What you are asked to do
Show, in full, each line of the data that contains "text".

Excerpted data
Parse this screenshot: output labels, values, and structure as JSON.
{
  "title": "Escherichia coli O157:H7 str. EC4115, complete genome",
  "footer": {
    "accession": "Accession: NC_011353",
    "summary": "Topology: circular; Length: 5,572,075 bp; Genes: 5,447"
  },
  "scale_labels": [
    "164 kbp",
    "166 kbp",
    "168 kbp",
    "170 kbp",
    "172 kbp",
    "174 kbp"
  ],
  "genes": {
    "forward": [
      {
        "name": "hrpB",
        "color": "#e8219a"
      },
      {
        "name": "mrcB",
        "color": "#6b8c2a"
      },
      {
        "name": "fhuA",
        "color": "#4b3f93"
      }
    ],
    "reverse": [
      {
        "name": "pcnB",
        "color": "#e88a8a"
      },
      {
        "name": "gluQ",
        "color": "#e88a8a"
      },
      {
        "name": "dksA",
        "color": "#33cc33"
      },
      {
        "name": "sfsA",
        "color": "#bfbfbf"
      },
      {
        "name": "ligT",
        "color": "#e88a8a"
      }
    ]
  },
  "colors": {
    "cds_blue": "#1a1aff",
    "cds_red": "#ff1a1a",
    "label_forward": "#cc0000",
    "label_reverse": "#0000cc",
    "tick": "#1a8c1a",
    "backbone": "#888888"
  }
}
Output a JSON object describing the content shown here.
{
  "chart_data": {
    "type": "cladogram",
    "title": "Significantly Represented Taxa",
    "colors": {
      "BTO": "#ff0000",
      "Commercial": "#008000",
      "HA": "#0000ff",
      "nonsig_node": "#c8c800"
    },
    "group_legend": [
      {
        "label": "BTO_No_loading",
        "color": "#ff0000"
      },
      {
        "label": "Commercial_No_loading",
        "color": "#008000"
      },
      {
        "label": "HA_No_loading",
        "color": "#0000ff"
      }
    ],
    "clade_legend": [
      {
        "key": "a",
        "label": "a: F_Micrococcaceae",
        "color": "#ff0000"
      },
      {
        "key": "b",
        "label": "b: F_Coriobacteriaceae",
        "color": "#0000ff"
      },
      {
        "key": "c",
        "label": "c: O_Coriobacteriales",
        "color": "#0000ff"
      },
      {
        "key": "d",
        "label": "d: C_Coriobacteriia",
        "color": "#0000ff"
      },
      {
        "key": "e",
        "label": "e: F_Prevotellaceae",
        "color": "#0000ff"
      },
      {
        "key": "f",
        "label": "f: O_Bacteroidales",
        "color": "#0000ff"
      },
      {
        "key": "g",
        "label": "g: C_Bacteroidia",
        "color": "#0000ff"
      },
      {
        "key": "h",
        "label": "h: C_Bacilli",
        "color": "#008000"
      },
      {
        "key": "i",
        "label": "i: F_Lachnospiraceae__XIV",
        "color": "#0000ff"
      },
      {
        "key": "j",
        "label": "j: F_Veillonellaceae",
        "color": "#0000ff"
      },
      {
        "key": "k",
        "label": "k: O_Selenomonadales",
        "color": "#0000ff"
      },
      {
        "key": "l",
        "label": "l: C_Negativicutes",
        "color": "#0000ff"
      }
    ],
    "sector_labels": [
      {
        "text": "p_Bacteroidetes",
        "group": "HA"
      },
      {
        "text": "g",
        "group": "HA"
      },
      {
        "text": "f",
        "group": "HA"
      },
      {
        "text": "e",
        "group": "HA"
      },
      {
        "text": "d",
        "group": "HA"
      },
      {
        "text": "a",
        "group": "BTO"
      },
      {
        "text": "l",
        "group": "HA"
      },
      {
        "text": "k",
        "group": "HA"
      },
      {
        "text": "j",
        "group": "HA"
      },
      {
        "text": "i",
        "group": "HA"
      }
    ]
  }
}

Task answer
        "text": "p_Bacteroidetes",
        "text": "g",
        "text": "f",
        "text": "e",
        "text": "d",
        "text": "a",
        "text": "l",
        "text": "k",
        "text": "j",
        "text": "i",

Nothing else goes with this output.